Task instructions: Repeat each entry exactly and drop the pictures.

---------- Excerpted data ----------

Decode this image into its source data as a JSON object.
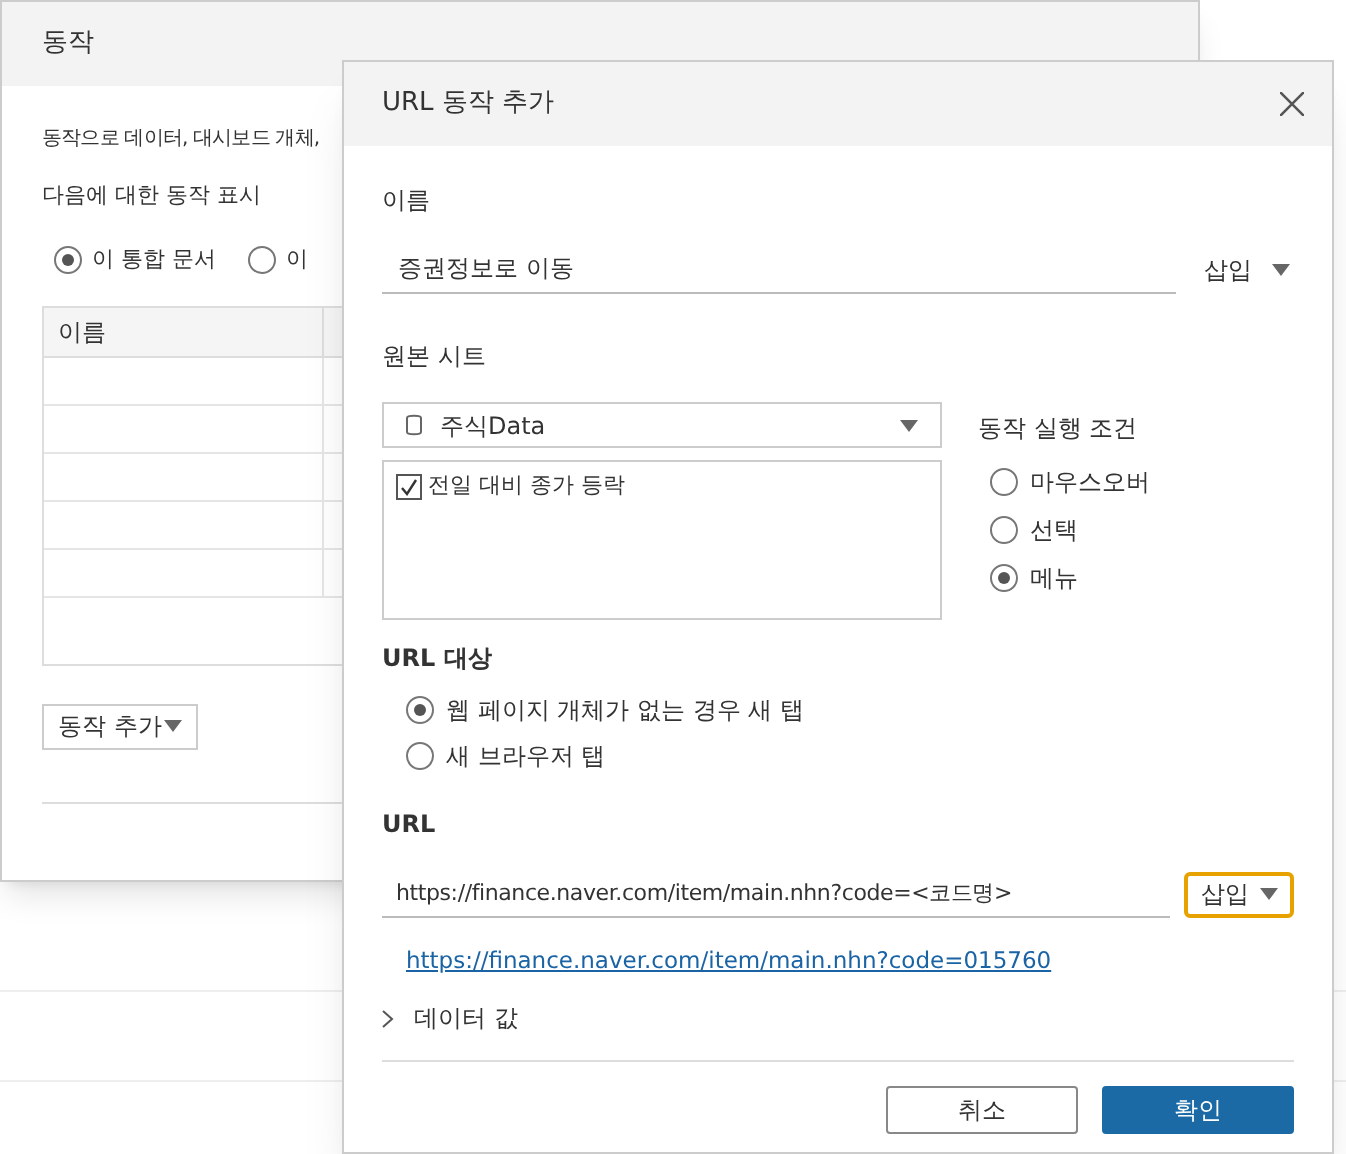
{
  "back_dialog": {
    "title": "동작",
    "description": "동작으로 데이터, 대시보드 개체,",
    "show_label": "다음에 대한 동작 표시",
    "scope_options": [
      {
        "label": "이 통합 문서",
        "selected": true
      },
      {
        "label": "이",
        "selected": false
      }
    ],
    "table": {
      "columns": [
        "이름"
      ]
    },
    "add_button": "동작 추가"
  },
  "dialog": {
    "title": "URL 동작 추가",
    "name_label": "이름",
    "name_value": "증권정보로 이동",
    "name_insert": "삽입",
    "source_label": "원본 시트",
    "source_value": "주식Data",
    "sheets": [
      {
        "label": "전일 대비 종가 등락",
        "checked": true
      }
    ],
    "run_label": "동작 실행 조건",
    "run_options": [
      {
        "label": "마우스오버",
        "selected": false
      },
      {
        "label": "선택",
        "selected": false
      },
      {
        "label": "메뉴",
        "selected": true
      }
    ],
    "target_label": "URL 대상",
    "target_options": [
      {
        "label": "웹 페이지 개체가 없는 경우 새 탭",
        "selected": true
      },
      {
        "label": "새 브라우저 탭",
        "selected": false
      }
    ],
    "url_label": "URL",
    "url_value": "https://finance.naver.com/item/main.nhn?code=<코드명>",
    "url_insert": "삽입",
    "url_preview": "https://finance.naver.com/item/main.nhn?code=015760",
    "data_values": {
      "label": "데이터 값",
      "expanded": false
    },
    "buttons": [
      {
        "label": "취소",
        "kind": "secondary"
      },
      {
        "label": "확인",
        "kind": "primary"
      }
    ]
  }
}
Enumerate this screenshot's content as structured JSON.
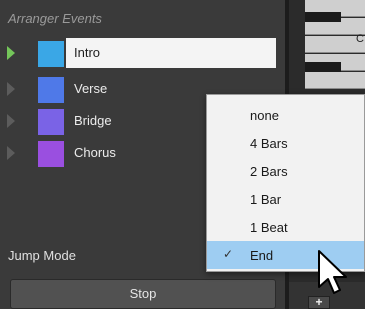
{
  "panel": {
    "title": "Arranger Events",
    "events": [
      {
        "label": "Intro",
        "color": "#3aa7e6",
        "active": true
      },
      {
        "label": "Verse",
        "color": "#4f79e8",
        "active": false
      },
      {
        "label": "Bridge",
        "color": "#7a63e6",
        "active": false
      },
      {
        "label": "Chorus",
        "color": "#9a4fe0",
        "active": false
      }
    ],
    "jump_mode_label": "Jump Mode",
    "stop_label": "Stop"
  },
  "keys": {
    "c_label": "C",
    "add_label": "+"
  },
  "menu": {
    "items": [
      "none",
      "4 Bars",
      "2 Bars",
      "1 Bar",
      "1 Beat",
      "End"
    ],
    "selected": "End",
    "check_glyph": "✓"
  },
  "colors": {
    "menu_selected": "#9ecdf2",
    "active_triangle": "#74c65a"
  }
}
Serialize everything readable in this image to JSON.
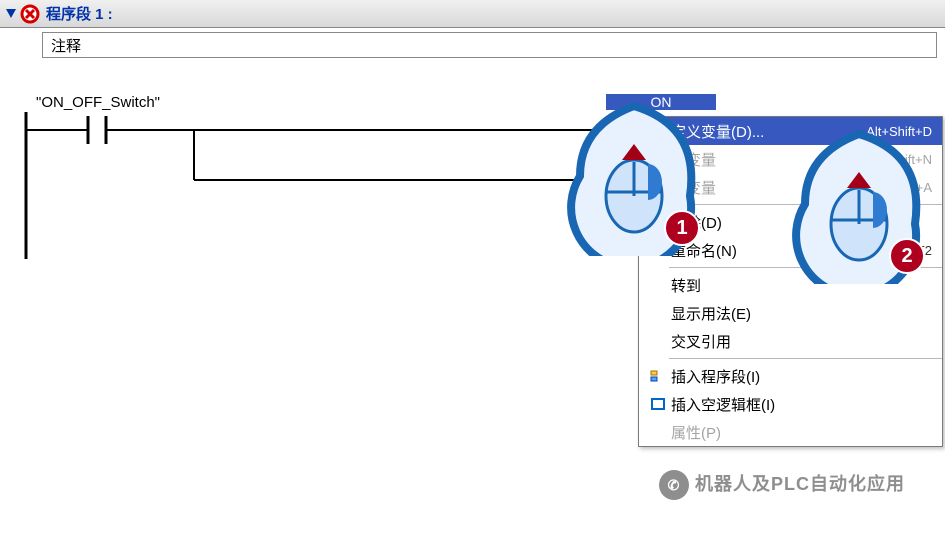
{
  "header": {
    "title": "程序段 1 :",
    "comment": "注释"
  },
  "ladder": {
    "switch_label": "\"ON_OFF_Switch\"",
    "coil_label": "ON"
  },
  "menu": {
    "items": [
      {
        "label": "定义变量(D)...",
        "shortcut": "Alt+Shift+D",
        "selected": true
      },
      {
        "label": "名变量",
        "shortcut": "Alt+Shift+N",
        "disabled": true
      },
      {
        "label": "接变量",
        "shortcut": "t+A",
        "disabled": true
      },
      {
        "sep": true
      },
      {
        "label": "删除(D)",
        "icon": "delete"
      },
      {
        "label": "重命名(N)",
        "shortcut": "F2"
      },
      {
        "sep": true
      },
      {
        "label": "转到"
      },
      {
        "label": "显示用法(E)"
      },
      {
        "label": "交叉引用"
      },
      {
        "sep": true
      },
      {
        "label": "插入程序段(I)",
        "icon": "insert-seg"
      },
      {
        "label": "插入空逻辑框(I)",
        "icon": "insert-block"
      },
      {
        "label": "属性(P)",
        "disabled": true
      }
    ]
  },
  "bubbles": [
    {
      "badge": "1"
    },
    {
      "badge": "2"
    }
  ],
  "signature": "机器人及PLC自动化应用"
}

----------

Completed exercise:
Decode this image into its source data as a JSON object.
{
  "back_dialog": {
    "title": "동작",
    "description": "동작으로 데이터, 대시보드 개체,",
    "show_label": "다음에 대한 동작 표시",
    "scope_options": [
      {
        "label": "이 통합 문서",
        "selected": true
      },
      {
        "label": "이",
        "selected": false
      }
    ],
    "table": {
      "columns": [
        "이름"
      ]
    },
    "add_button": "동작 추가"
  },
  "dialog": {
    "title": "URL 동작 추가",
    "name_label": "이름",
    "name_value": "증권정보로 이동",
    "name_insert": "삽입",
    "source_label": "원본 시트",
    "source_value": "주식Data",
    "sheets": [
      {
        "label": "전일 대비 종가 등락",
        "checked": true
      }
    ],
    "run_label": "동작 실행 조건",
    "run_options": [
      {
        "label": "마우스오버",
        "selected": false
      },
      {
        "label": "선택",
        "selected": false
      },
      {
        "label": "메뉴",
        "selected": true
      }
    ],
    "target_label": "URL 대상",
    "target_options": [
      {
        "label": "웹 페이지 개체가 없는 경우 새 탭",
        "selected": true
      },
      {
        "label": "새 브라우저 탭",
        "selected": false
      }
    ],
    "url_label": "URL",
    "url_value": "https://finance.naver.com/item/main.nhn?code=<코드명>",
    "url_insert": "삽입",
    "url_preview": "https://finance.naver.com/item/main.nhn?code=015760",
    "data_values": {
      "label": "데이터 값",
      "expanded": false
    },
    "buttons": [
      {
        "label": "취소",
        "kind": "secondary"
      },
      {
        "label": "확인",
        "kind": "primary"
      }
    ]
  }
}
Enumerate this screenshot's content as structured JSON.
{
  "panel": {
    "title": "Arranger Events",
    "events": [
      {
        "label": "Intro",
        "color": "#3aa7e6",
        "active": true
      },
      {
        "label": "Verse",
        "color": "#4f79e8",
        "active": false
      },
      {
        "label": "Bridge",
        "color": "#7a63e6",
        "active": false
      },
      {
        "label": "Chorus",
        "color": "#9a4fe0",
        "active": false
      }
    ],
    "jump_mode_label": "Jump Mode",
    "stop_label": "Stop"
  },
  "keys": {
    "c_label": "C",
    "add_label": "+"
  },
  "menu": {
    "items": [
      "none",
      "4 Bars",
      "2 Bars",
      "1 Bar",
      "1 Beat",
      "End"
    ],
    "selected": "End",
    "check_glyph": "✓"
  },
  "colors": {
    "menu_selected": "#9ecdf2",
    "active_triangle": "#74c65a"
  }
}
Serialize everything readable in this image to JSON.
{
  "header": {
    "title": "程序段 1 :",
    "comment": "注释"
  },
  "ladder": {
    "switch_label": "\"ON_OFF_Switch\"",
    "coil_label": "ON"
  },
  "menu": {
    "items": [
      {
        "label": "定义变量(D)...",
        "shortcut": "Alt+Shift+D",
        "selected": true
      },
      {
        "label": "名变量",
        "shortcut": "Alt+Shift+N",
        "disabled": true
      },
      {
        "label": "接变量",
        "shortcut": "t+A",
        "disabled": true
      },
      {
        "sep": true
      },
      {
        "label": "删除(D)",
        "icon": "delete"
      },
      {
        "label": "重命名(N)",
        "shortcut": "F2"
      },
      {
        "sep": true
      },
      {
        "label": "转到"
      },
      {
        "label": "显示用法(E)"
      },
      {
        "label": "交叉引用"
      },
      {
        "sep": true
      },
      {
        "label": "插入程序段(I)",
        "icon": "insert-seg"
      },
      {
        "label": "插入空逻辑框(I)",
        "icon": "insert-block"
      },
      {
        "label": "属性(P)",
        "disabled": true
      }
    ]
  },
  "bubbles": [
    {
      "badge": "1"
    },
    {
      "badge": "2"
    }
  ],
  "signature": "机器人及PLC自动化应用"
}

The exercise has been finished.